▸ Task item
Repeat the listing exactly. The images do not belong in the copy.
----
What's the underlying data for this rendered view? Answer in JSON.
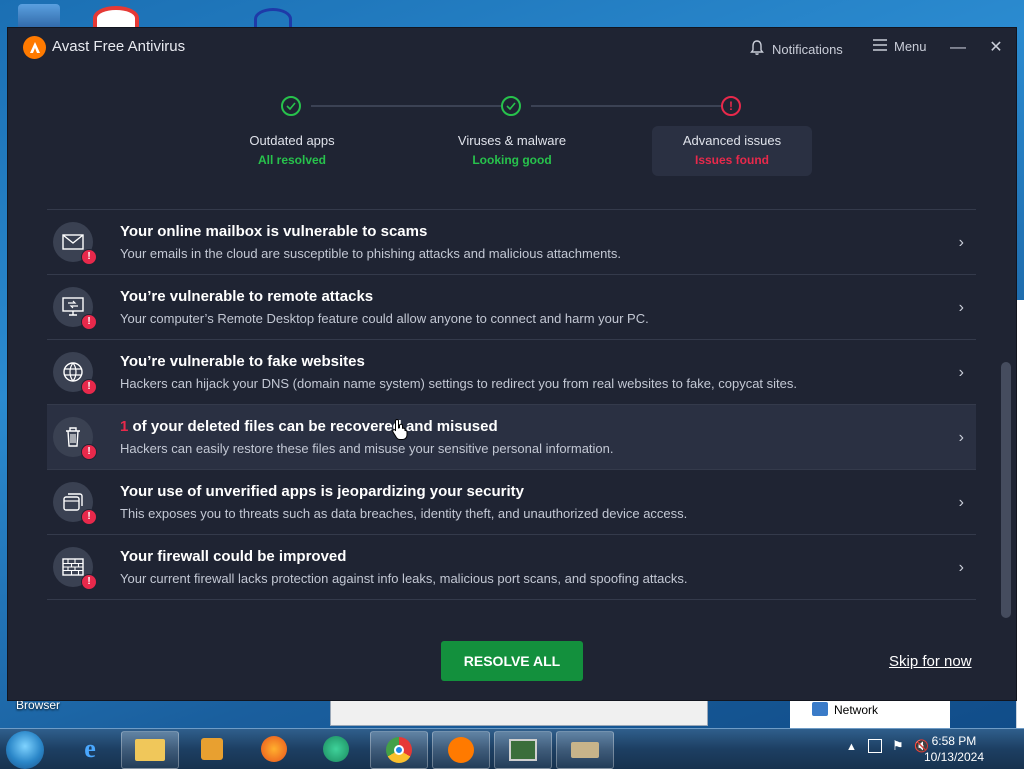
{
  "app": {
    "title": "Avast Free Antivirus",
    "notifications_label": "Notifications",
    "menu_label": "Menu"
  },
  "steps": [
    {
      "title": "Outdated apps",
      "status": "All resolved",
      "status_color": "#27c24c"
    },
    {
      "title": "Viruses & malware",
      "status": "Looking good",
      "status_color": "#27c24c"
    },
    {
      "title": "Advanced issues",
      "status": "Issues found",
      "status_color": "#e8294b"
    }
  ],
  "issues": [
    {
      "icon": "mail-icon",
      "title": "Your online mailbox is vulnerable to scams",
      "desc": "Your emails in the cloud are susceptible to phishing attacks and malicious attachments."
    },
    {
      "icon": "remote-desktop-icon",
      "title": "You’re vulnerable to remote attacks",
      "desc": "Your computer’s Remote Desktop feature could allow anyone to connect and harm your PC."
    },
    {
      "icon": "globe-icon",
      "title": "You’re vulnerable to fake websites",
      "desc": "Hackers can hijack your DNS (domain name system) settings to redirect you from real websites to fake, copycat sites."
    },
    {
      "icon": "trash-icon",
      "count": "1",
      "title": " of your deleted files can be recovered and misused",
      "desc": "Hackers can easily restore these files and misuse your sensitive personal information."
    },
    {
      "icon": "apps-icon",
      "title": "Your use of unverified apps is jeopardizing your security",
      "desc": "This exposes you to threats such as data breaches, identity theft, and unauthorized device access."
    },
    {
      "icon": "firewall-icon",
      "title": "Your firewall could be improved",
      "desc": "Your current firewall lacks protection against info leaks, malicious port scans, and spoofing attacks."
    }
  ],
  "actions": {
    "resolve_all": "RESOLVE ALL",
    "skip": "Skip for now"
  },
  "desktop": {
    "browser_label": "Browser",
    "network_label": "Network"
  },
  "taskbar": {
    "time": "6:58 PM",
    "date": "10/13/2024",
    "items": [
      "internet-explorer-icon",
      "file-explorer-icon",
      "media-player-icon",
      "firefox-icon",
      "app-icon",
      "chrome-icon",
      "avast-icon",
      "task-manager-icon",
      "scanner-icon"
    ]
  },
  "colors": {
    "accent_green": "#13903d",
    "alert_red": "#e8294b",
    "brand_orange": "#ff7a00",
    "background": "#1f2433"
  }
}
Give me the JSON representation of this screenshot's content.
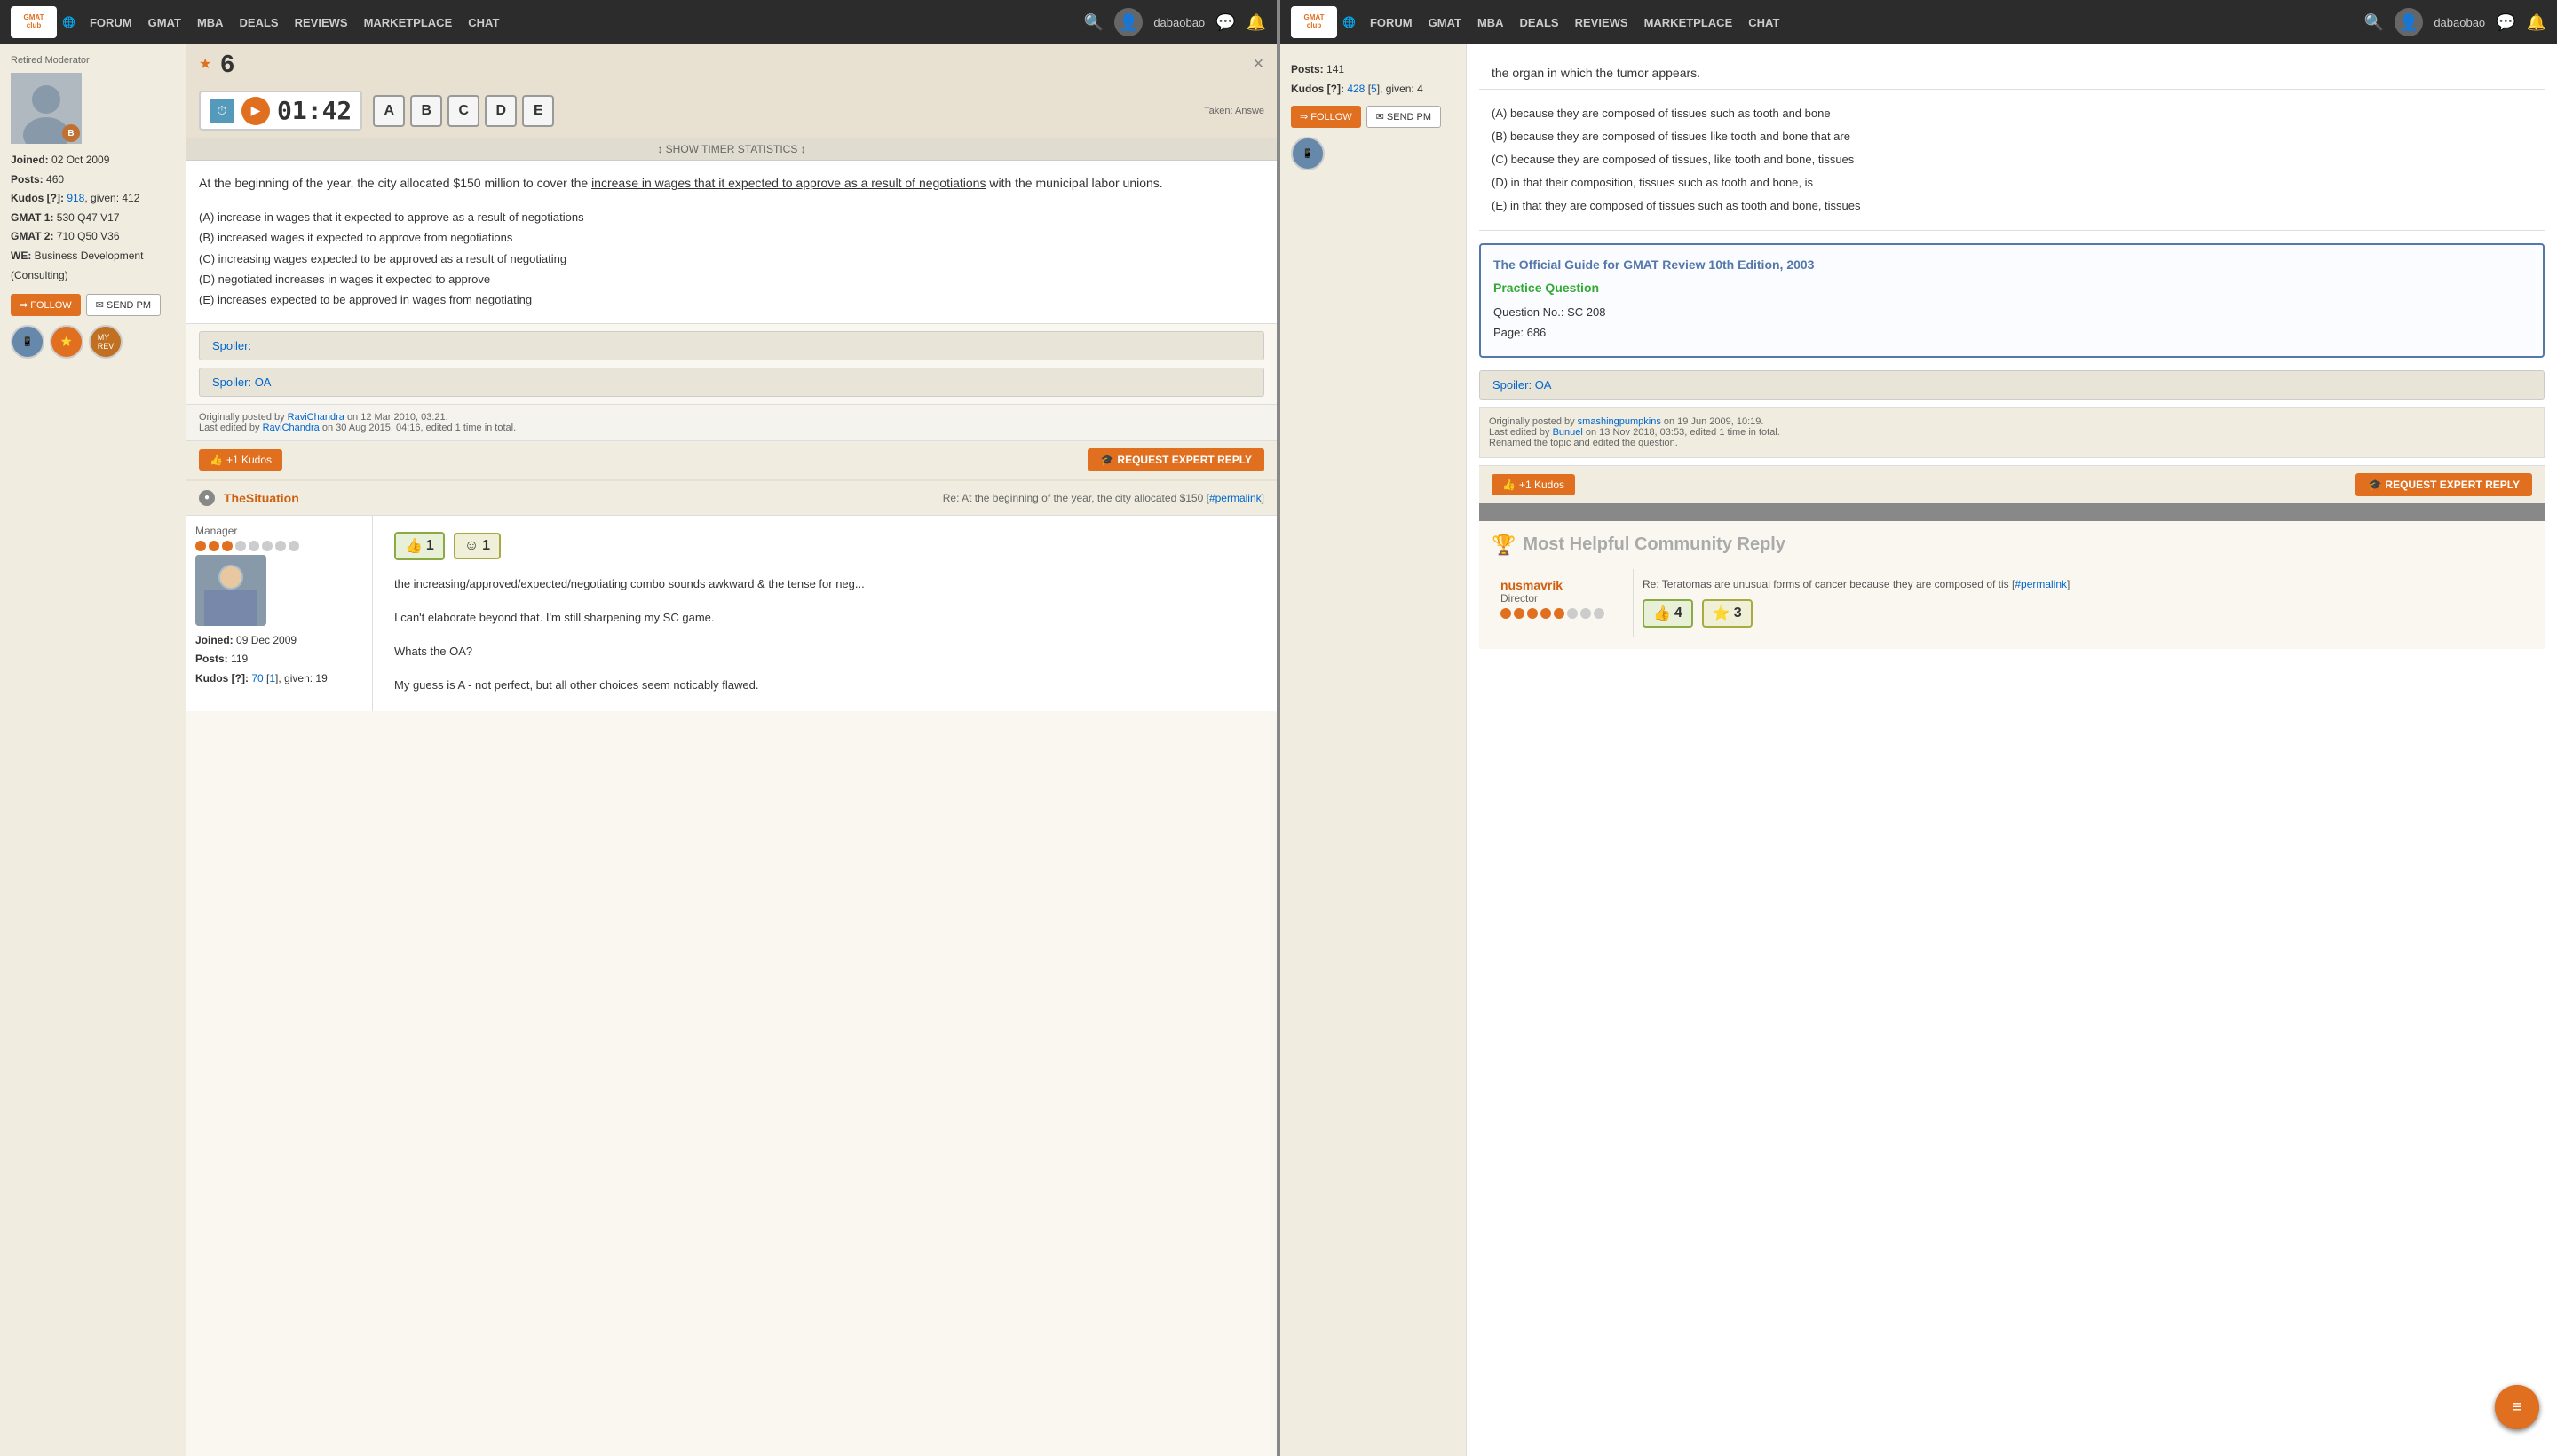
{
  "nav": {
    "logo_text": "GMAT\nclub",
    "links": [
      "FORUM",
      "GMAT",
      "MBA",
      "DEALS",
      "REVIEWS",
      "MARKETPLACE",
      "CHAT"
    ],
    "user": "dabaobao",
    "search_placeholder": "Search"
  },
  "left_panel": {
    "nav_links": [
      "FORUM",
      "GMAT",
      "MBA",
      "DEALS",
      "REVIEWS",
      "MARKETPLACE",
      "CHAT"
    ],
    "user_left": "dabaobao",
    "sidebar": {
      "role": "Retired Moderator",
      "avatar_badge": "B",
      "joined": "02 Oct 2009",
      "posts": "460",
      "kudos_label": "Kudos",
      "kudos_value": "918",
      "kudos_given": "given: 412",
      "gmat1": "530 Q47 V17",
      "gmat2": "710 Q50 V36",
      "we": "Business Development (Consulting)",
      "follow_btn": "FOLLOW",
      "pm_btn": "SEND PM"
    },
    "question": {
      "difficulty": "6",
      "timer_time": "01:42",
      "answers": [
        "A",
        "B",
        "C",
        "D",
        "E"
      ],
      "taken_label": "Taken:\nAnswe",
      "show_timer": "SHOW TIMER STATISTICS",
      "body": "At the beginning of the year, the city allocated $150 million to cover the increase in wages that it expected to approve as a result of negotiations with the municipal labor unions.",
      "choices": [
        "(A) increase in wages that it expected to approve as a result of negotiations",
        "(B) increased wages it expected to approve from negotiations",
        "(C) increasing wages expected to be approved as a result of negotiating",
        "(D) negotiated increases in wages it expected to approve",
        "(E) increases expected to be approved in wages from negotiating"
      ],
      "spoiler1_label": "Spoiler:",
      "spoiler2_label": "Spoiler: OA",
      "originally_posted_by": "Originally posted by",
      "poster1": "RaviChandra",
      "post_date1": "on 12 Mar 2010, 03:21.",
      "last_edited_by": "Last edited by",
      "editor1": "RaviChandra",
      "edit_date1": "on 30 Aug 2015, 04:16, edited 1 time in total.",
      "kudos_count": "+1 Kudos",
      "expert_reply_btn": "REQUEST EXPERT REPLY"
    },
    "reply": {
      "user": "TheSituation",
      "role": "Manager",
      "dots_filled": 3,
      "dots_empty": 5,
      "joined": "09 Dec 2009",
      "posts": "119",
      "kudos_value": "70",
      "kudos_link": "1",
      "kudos_given": "given: 19",
      "permalink_label": "#permalink",
      "reply_subject": "Re: At the beginning of the year, the city allocated $150",
      "reaction1_count": "1",
      "reaction2_count": "1",
      "reply_text1": "the increasing/approved/expected/negotiating combo sounds awkward & the tense for neg...",
      "reply_text2": "I can't elaborate beyond that. I'm still sharpening my SC game.",
      "reply_text3": "Whats the OA?",
      "reply_text4": "My guess is A - not perfect, but all other choices seem noticably flawed.",
      "scroll_icon": "≡"
    }
  },
  "right_panel": {
    "nav_links": [
      "FORUM",
      "GMAT",
      "MBA",
      "DEALS",
      "REVIEWS",
      "MARKETPLACE",
      "CHAT"
    ],
    "user_right": "dabaobao",
    "sidebar_right": {
      "posts": "141",
      "kudos_value": "428",
      "kudos_link": "5",
      "kudos_given": "given: 4",
      "follow_btn": "FOLLOW",
      "pm_btn": "SEND PM"
    },
    "question_right": {
      "intro": "the organ in which the tumor appears.",
      "choices": [
        "(A) because they are composed of tissues such as tooth and bone",
        "(B) because they are composed of tissues like tooth and bone that are",
        "(C) because they are composed of tissues, like tooth and bone, tissues",
        "(D) in that their composition, tissues such as tooth and bone, is",
        "(E) in that they are composed of tissues such as tooth and bone, tissues"
      ],
      "guide_title": "The Official Guide for GMAT Review 10th Edition, 2003",
      "practice_label": "Practice Question",
      "question_no": "Question No.: SC 208",
      "page": "Page: 686",
      "spoiler_oa": "Spoiler: OA",
      "originally_posted_by": "Originally posted by",
      "poster2": "smashingpumpkins",
      "post_date2": "on 19 Jun 2009, 10:19.",
      "last_edited_by": "Last edited by",
      "editor2": "Bunuel",
      "edit_date2": "on 13 Nov 2018, 03:53, edited 1 time in total.",
      "renamed_note": "Renamed the topic and edited the question.",
      "kudos_count": "+1 Kudos",
      "expert_reply_btn": "REQUEST EXPERT REPLY"
    },
    "most_helpful": {
      "title": "Most Helpful Community Reply",
      "user": "nusmavrik",
      "role": "Director",
      "dots_filled": 5,
      "dots_empty": 3,
      "reply_subject": "Re: Teratomas are unusual forms of cancer because they are composed of tis",
      "permalink_label": "#permalink",
      "reaction1_count": "4",
      "reaction2_count": "3"
    }
  }
}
----
▸ Answer area
What's the underlying data for this rendered view? Answer in JSON.
{
  "app": {
    "title": "Avast Free Antivirus",
    "notifications_label": "Notifications",
    "menu_label": "Menu"
  },
  "steps": [
    {
      "title": "Outdated apps",
      "status": "All resolved",
      "status_color": "#27c24c"
    },
    {
      "title": "Viruses & malware",
      "status": "Looking good",
      "status_color": "#27c24c"
    },
    {
      "title": "Advanced issues",
      "status": "Issues found",
      "status_color": "#e8294b"
    }
  ],
  "issues": [
    {
      "icon": "mail-icon",
      "title": "Your online mailbox is vulnerable to scams",
      "desc": "Your emails in the cloud are susceptible to phishing attacks and malicious attachments."
    },
    {
      "icon": "remote-desktop-icon",
      "title": "You’re vulnerable to remote attacks",
      "desc": "Your computer’s Remote Desktop feature could allow anyone to connect and harm your PC."
    },
    {
      "icon": "globe-icon",
      "title": "You’re vulnerable to fake websites",
      "desc": "Hackers can hijack your DNS (domain name system) settings to redirect you from real websites to fake, copycat sites."
    },
    {
      "icon": "trash-icon",
      "count": "1",
      "title": " of your deleted files can be recovered and misused",
      "desc": "Hackers can easily restore these files and misuse your sensitive personal information."
    },
    {
      "icon": "apps-icon",
      "title": "Your use of unverified apps is jeopardizing your security",
      "desc": "This exposes you to threats such as data breaches, identity theft, and unauthorized device access."
    },
    {
      "icon": "firewall-icon",
      "title": "Your firewall could be improved",
      "desc": "Your current firewall lacks protection against info leaks, malicious port scans, and spoofing attacks."
    }
  ],
  "actions": {
    "resolve_all": "RESOLVE ALL",
    "skip": "Skip for now"
  },
  "desktop": {
    "browser_label": "Browser",
    "network_label": "Network"
  },
  "taskbar": {
    "time": "6:58 PM",
    "date": "10/13/2024",
    "items": [
      "internet-explorer-icon",
      "file-explorer-icon",
      "media-player-icon",
      "firefox-icon",
      "app-icon",
      "chrome-icon",
      "avast-icon",
      "task-manager-icon",
      "scanner-icon"
    ]
  },
  "colors": {
    "accent_green": "#13903d",
    "alert_red": "#e8294b",
    "brand_orange": "#ff7a00",
    "background": "#1f2433"
  }
}
Give me the JSON representation of this screenshot's content.
{
  "nav": {
    "logo_text": "GMAT\nclub",
    "links": [
      "FORUM",
      "GMAT",
      "MBA",
      "DEALS",
      "REVIEWS",
      "MARKETPLACE",
      "CHAT"
    ],
    "user": "dabaobao",
    "search_placeholder": "Search"
  },
  "left_panel": {
    "nav_links": [
      "FORUM",
      "GMAT",
      "MBA",
      "DEALS",
      "REVIEWS",
      "MARKETPLACE",
      "CHAT"
    ],
    "user_left": "dabaobao",
    "sidebar": {
      "role": "Retired Moderator",
      "avatar_badge": "B",
      "joined": "02 Oct 2009",
      "posts": "460",
      "kudos_label": "Kudos",
      "kudos_value": "918",
      "kudos_given": "given: 412",
      "gmat1": "530 Q47 V17",
      "gmat2": "710 Q50 V36",
      "we": "Business Development (Consulting)",
      "follow_btn": "FOLLOW",
      "pm_btn": "SEND PM"
    },
    "question": {
      "difficulty": "6",
      "timer_time": "01:42",
      "answers": [
        "A",
        "B",
        "C",
        "D",
        "E"
      ],
      "taken_label": "Taken:\nAnswe",
      "show_timer": "SHOW TIMER STATISTICS",
      "body": "At the beginning of the year, the city allocated $150 million to cover the increase in wages that it expected to approve as a result of negotiations with the municipal labor unions.",
      "choices": [
        "(A) increase in wages that it expected to approve as a result of negotiations",
        "(B) increased wages it expected to approve from negotiations",
        "(C) increasing wages expected to be approved as a result of negotiating",
        "(D) negotiated increases in wages it expected to approve",
        "(E) increases expected to be approved in wages from negotiating"
      ],
      "spoiler1_label": "Spoiler:",
      "spoiler2_label": "Spoiler: OA",
      "originally_posted_by": "Originally posted by",
      "poster1": "RaviChandra",
      "post_date1": "on 12 Mar 2010, 03:21.",
      "last_edited_by": "Last edited by",
      "editor1": "RaviChandra",
      "edit_date1": "on 30 Aug 2015, 04:16, edited 1 time in total.",
      "kudos_count": "+1 Kudos",
      "expert_reply_btn": "REQUEST EXPERT REPLY"
    },
    "reply": {
      "user": "TheSituation",
      "role": "Manager",
      "dots_filled": 3,
      "dots_empty": 5,
      "joined": "09 Dec 2009",
      "posts": "119",
      "kudos_value": "70",
      "kudos_link": "1",
      "kudos_given": "given: 19",
      "permalink_label": "#permalink",
      "reply_subject": "Re: At the beginning of the year, the city allocated $150",
      "reaction1_count": "1",
      "reaction2_count": "1",
      "reply_text1": "the increasing/approved/expected/negotiating combo sounds awkward & the tense for neg...",
      "reply_text2": "I can't elaborate beyond that. I'm still sharpening my SC game.",
      "reply_text3": "Whats the OA?",
      "reply_text4": "My guess is A - not perfect, but all other choices seem noticably flawed.",
      "scroll_icon": "≡"
    }
  },
  "right_panel": {
    "nav_links": [
      "FORUM",
      "GMAT",
      "MBA",
      "DEALS",
      "REVIEWS",
      "MARKETPLACE",
      "CHAT"
    ],
    "user_right": "dabaobao",
    "sidebar_right": {
      "posts": "141",
      "kudos_value": "428",
      "kudos_link": "5",
      "kudos_given": "given: 4",
      "follow_btn": "FOLLOW",
      "pm_btn": "SEND PM"
    },
    "question_right": {
      "intro": "the organ in which the tumor appears.",
      "choices": [
        "(A) because they are composed of tissues such as tooth and bone",
        "(B) because they are composed of tissues like tooth and bone that are",
        "(C) because they are composed of tissues, like tooth and bone, tissues",
        "(D) in that their composition, tissues such as tooth and bone, is",
        "(E) in that they are composed of tissues such as tooth and bone, tissues"
      ],
      "guide_title": "The Official Guide for GMAT Review 10th Edition, 2003",
      "practice_label": "Practice Question",
      "question_no": "Question No.: SC 208",
      "page": "Page: 686",
      "spoiler_oa": "Spoiler: OA",
      "originally_posted_by": "Originally posted by",
      "poster2": "smashingpumpkins",
      "post_date2": "on 19 Jun 2009, 10:19.",
      "last_edited_by": "Last edited by",
      "editor2": "Bunuel",
      "edit_date2": "on 13 Nov 2018, 03:53, edited 1 time in total.",
      "renamed_note": "Renamed the topic and edited the question.",
      "kudos_count": "+1 Kudos",
      "expert_reply_btn": "REQUEST EXPERT REPLY"
    },
    "most_helpful": {
      "title": "Most Helpful Community Reply",
      "user": "nusmavrik",
      "role": "Director",
      "dots_filled": 5,
      "dots_empty": 3,
      "reply_subject": "Re: Teratomas are unusual forms of cancer because they are composed of tis",
      "permalink_label": "#permalink",
      "reaction1_count": "4",
      "reaction2_count": "3"
    }
  }
}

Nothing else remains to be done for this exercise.